= Do this =
Each line below should be quoted exactly, please.

= Available data =
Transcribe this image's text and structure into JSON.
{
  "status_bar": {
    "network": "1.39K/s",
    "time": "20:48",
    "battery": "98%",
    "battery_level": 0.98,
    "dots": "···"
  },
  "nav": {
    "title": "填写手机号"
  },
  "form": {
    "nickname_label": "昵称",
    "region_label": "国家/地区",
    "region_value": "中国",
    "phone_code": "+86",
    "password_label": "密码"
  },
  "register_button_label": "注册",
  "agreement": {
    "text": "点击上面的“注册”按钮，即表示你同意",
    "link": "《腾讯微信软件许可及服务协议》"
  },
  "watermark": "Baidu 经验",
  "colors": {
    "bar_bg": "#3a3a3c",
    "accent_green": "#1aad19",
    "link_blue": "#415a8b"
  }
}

= Correct answer =
Transcribe this image's text and structure into JSON.
{
  "status_bar": {
    "network": "1.39K/s",
    "time": "20:48",
    "battery": "98%",
    "battery_level": 0.98,
    "dots": "···"
  },
  "nav": {
    "title": "填写手机号"
  },
  "form": {
    "nickname_label": "昵称",
    "region_label": "国家/地区",
    "region_value": "中国",
    "phone_code": "+86",
    "password_label": "密码"
  },
  "register_button_label": "注册",
  "agreement": {
    "text": "点击上面的“注册”按钮，即表示你同意",
    "link": "《腾讯微信软件许可及服务协议》"
  },
  "watermark": "Baidu 经验",
  "colors": {
    "bar_bg": "#3a3a3c",
    "accent_green": "#1aad19",
    "link_blue": "#415a8b"
  }
}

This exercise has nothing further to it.